-- Opening Marker --

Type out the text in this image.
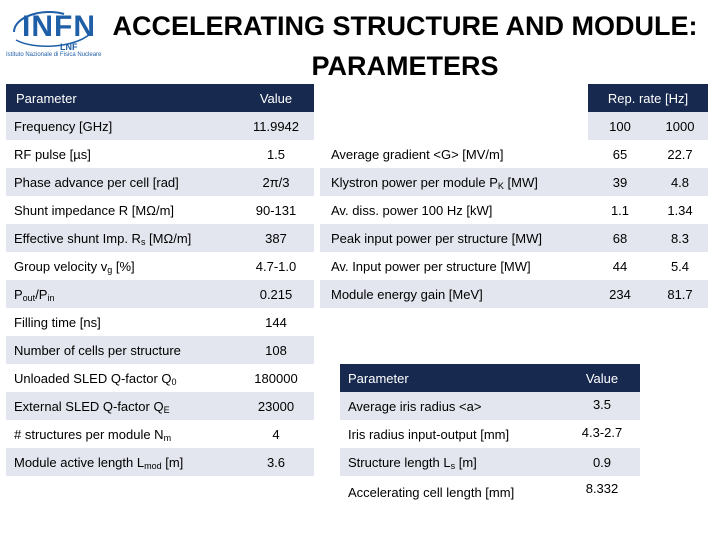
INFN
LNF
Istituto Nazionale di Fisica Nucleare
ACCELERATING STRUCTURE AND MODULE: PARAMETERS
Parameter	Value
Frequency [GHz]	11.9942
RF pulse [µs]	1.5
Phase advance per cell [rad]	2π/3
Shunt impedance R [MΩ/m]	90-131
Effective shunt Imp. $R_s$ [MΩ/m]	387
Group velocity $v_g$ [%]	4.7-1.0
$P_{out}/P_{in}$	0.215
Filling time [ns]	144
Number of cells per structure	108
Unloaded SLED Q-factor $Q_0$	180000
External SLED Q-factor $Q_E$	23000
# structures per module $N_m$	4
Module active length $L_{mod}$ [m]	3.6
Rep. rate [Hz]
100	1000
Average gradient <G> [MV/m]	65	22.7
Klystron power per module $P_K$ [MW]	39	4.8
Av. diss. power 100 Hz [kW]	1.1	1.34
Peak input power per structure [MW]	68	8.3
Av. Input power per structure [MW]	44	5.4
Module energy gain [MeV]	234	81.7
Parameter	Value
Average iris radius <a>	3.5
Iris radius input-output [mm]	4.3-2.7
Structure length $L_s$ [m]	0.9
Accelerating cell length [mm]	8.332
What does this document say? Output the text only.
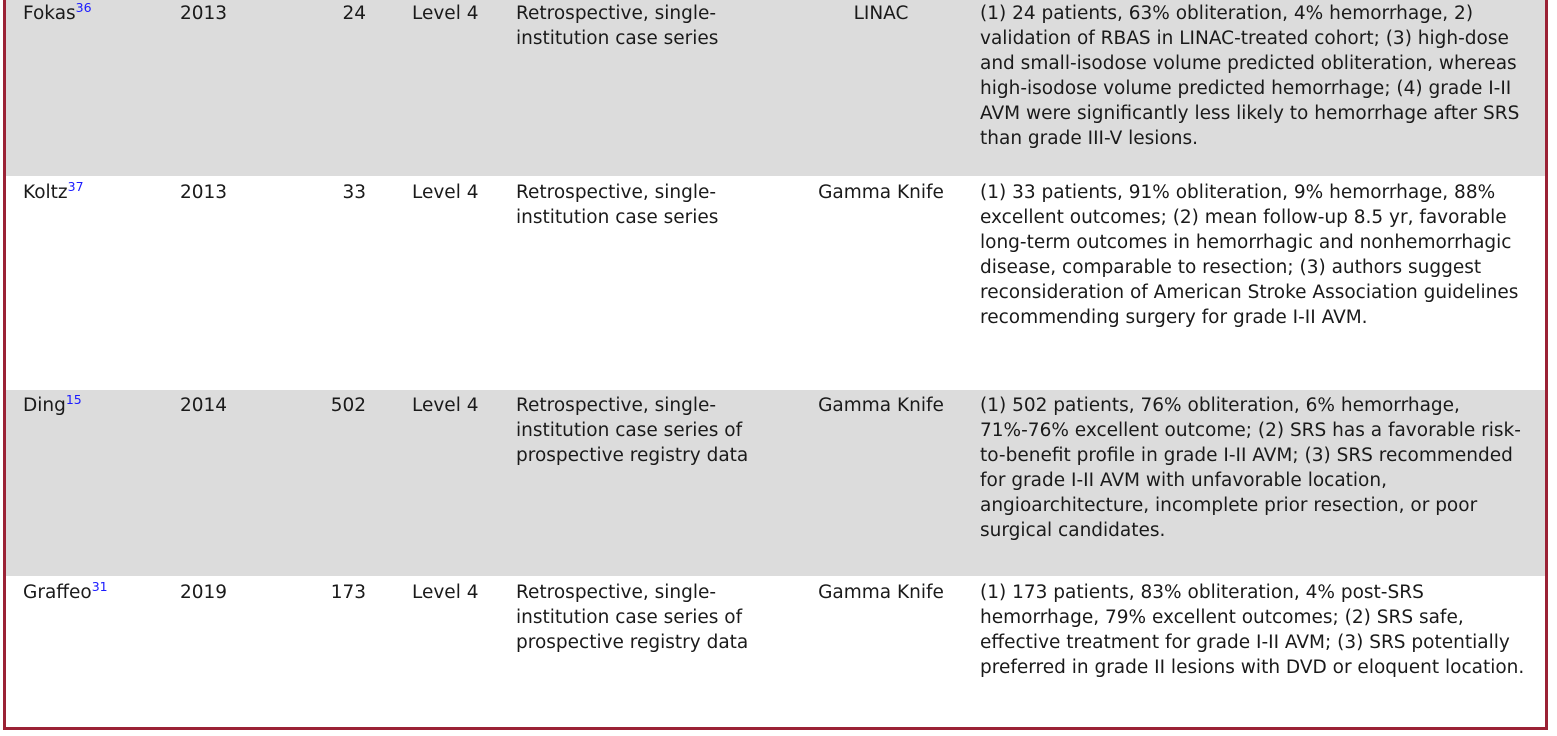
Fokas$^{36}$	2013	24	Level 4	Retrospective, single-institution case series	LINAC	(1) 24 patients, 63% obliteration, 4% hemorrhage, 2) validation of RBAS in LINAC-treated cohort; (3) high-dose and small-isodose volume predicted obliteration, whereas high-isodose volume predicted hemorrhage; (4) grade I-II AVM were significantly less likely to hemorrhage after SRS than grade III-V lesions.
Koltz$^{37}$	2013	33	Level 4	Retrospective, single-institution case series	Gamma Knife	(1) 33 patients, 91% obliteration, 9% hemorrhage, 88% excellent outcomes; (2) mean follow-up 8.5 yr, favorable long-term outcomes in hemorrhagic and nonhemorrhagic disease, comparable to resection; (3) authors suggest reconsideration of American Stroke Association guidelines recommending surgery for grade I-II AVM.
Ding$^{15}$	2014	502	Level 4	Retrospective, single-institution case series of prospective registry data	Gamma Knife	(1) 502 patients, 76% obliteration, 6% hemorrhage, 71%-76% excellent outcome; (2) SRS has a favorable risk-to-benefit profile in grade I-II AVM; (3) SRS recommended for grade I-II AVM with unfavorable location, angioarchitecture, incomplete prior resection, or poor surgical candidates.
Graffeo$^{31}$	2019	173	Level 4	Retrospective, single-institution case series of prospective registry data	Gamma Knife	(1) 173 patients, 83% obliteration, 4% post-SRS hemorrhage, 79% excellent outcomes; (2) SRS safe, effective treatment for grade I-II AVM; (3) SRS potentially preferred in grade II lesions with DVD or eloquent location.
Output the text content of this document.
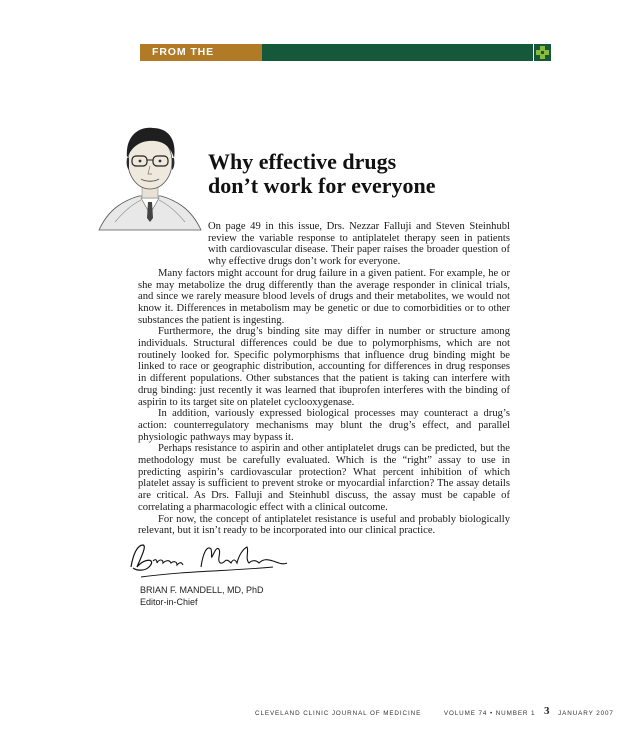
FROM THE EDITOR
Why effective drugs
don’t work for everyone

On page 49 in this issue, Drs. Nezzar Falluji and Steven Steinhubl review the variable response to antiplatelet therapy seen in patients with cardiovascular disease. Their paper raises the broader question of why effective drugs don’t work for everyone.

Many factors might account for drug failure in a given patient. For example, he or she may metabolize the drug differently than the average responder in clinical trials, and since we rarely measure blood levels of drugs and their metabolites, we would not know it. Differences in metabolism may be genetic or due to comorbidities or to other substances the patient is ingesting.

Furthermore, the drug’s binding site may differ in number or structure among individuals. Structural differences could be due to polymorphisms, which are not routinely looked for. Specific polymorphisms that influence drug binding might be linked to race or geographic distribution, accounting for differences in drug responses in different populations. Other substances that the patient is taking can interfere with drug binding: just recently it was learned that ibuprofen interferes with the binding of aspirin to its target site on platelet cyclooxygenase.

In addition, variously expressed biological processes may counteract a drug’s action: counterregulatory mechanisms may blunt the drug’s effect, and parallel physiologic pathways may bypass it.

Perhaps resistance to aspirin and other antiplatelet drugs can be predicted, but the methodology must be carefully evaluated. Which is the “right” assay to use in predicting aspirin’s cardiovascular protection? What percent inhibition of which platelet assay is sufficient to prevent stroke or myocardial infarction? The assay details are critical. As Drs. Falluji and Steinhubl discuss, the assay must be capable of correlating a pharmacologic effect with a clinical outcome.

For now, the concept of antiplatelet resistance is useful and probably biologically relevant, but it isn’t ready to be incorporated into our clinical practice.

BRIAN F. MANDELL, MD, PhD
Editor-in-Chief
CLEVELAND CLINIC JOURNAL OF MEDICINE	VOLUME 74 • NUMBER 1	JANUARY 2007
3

-- Closing Marker --

▶ _Exercise requirements_:
Return the entries above exactly and in full; do not include images.

▶ _Output_:
Type out the text in this image.
INFN
LNF
Istituto Nazionale di Fisica Nucleare
ACCELERATING STRUCTURE AND MODULE: PARAMETERS
Parameter	Value
Frequency [GHz]	11.9942
RF pulse [µs]	1.5
Phase advance per cell [rad]	2π/3
Shunt impedance R [MΩ/m]	90-131
Effective shunt Imp. $R_s$ [MΩ/m]	387
Group velocity $v_g$ [%]	4.7-1.0
$P_{out}/P_{in}$	0.215
Filling time [ns]	144
Number of cells per structure	108
Unloaded SLED Q-factor $Q_0$	180000
External SLED Q-factor $Q_E$	23000
# structures per module $N_m$	4
Module active length $L_{mod}$ [m]	3.6
Rep. rate [Hz]
100	1000
Average gradient <G> [MV/m]	65	22.7
Klystron power per module $P_K$ [MW]	39	4.8
Av. diss. power 100 Hz [kW]	1.1	1.34
Peak input power per structure [MW]	68	8.3
Av. Input power per structure [MW]	44	5.4
Module energy gain [MeV]	234	81.7
Parameter	Value
Average iris radius <a>	3.5
Iris radius input-output [mm]	4.3-2.7
Structure length $L_s$ [m]	0.9
Accelerating cell length [mm]	8.332
What does this document say? Output the text only.
Fokas$^{36}$	2013	24	Level 4	Retrospective, single-institution case series	LINAC	(1) 24 patients, 63% obliteration, 4% hemorrhage, 2) validation of RBAS in LINAC-treated cohort; (3) high-dose and small-isodose volume predicted obliteration, whereas high-isodose volume predicted hemorrhage; (4) grade I-II AVM were significantly less likely to hemorrhage after SRS than grade III-V lesions.
Koltz$^{37}$	2013	33	Level 4	Retrospective, single-institution case series	Gamma Knife	(1) 33 patients, 91% obliteration, 9% hemorrhage, 88% excellent outcomes; (2) mean follow-up 8.5 yr, favorable long-term outcomes in hemorrhagic and nonhemorrhagic disease, comparable to resection; (3) authors suggest reconsideration of American Stroke Association guidelines recommending surgery for grade I-II AVM.
Ding$^{15}$	2014	502	Level 4	Retrospective, single-institution case series of prospective registry data	Gamma Knife	(1) 502 patients, 76% obliteration, 6% hemorrhage, 71%-76% excellent outcome; (2) SRS has a favorable risk-to-benefit profile in grade I-II AVM; (3) SRS recommended for grade I-II AVM with unfavorable location, angioarchitecture, incomplete prior resection, or poor surgical candidates.
Graffeo$^{31}$	2019	173	Level 4	Retrospective, single-institution case series of prospective registry data	Gamma Knife	(1) 173 patients, 83% obliteration, 4% post-SRS hemorrhage, 79% excellent outcomes; (2) SRS safe, effective treatment for grade I-II AVM; (3) SRS potentially preferred in grade II lesions with DVD or eloquent location.
Output the text content of this document.
FROM THE EDITOR
Why effective drugs
don’t work for everyone

On page 49 in this issue, Drs. Nezzar Falluji and Steven Steinhubl review the variable response to antiplatelet therapy seen in patients with cardiovascular disease. Their paper raises the broader question of why effective drugs don’t work for everyone.

Many factors might account for drug failure in a given patient. For example, he or she may metabolize the drug differently than the average responder in clinical trials, and since we rarely measure blood levels of drugs and their metabolites, we would not know it. Differences in metabolism may be genetic or due to comorbidities or to other substances the patient is ingesting.

Furthermore, the drug’s binding site may differ in number or structure among individuals. Structural differences could be due to polymorphisms, which are not routinely looked for. Specific polymorphisms that influence drug binding might be linked to race or geographic distribution, accounting for differences in drug responses in different populations. Other substances that the patient is taking can interfere with drug binding: just recently it was learned that ibuprofen interferes with the binding of aspirin to its target site on platelet cyclooxygenase.

In addition, variously expressed biological processes may counteract a drug’s action: counterregulatory mechanisms may blunt the drug’s effect, and parallel physiologic pathways may bypass it.

Perhaps resistance to aspirin and other antiplatelet drugs can be predicted, but the methodology must be carefully evaluated. Which is the “right” assay to use in predicting aspirin’s cardiovascular protection? What percent inhibition of which platelet assay is sufficient to prevent stroke or myocardial infarction? The assay details are critical. As Drs. Falluji and Steinhubl discuss, the assay must be capable of correlating a pharmacologic effect with a clinical outcome.

For now, the concept of antiplatelet resistance is useful and probably biologically relevant, but it isn’t ready to be incorporated into our clinical practice.

BRIAN F. MANDELL, MD, PhD
Editor-in-Chief
CLEVELAND CLINIC JOURNAL OF MEDICINE	VOLUME 74 • NUMBER 1	JANUARY 2007
3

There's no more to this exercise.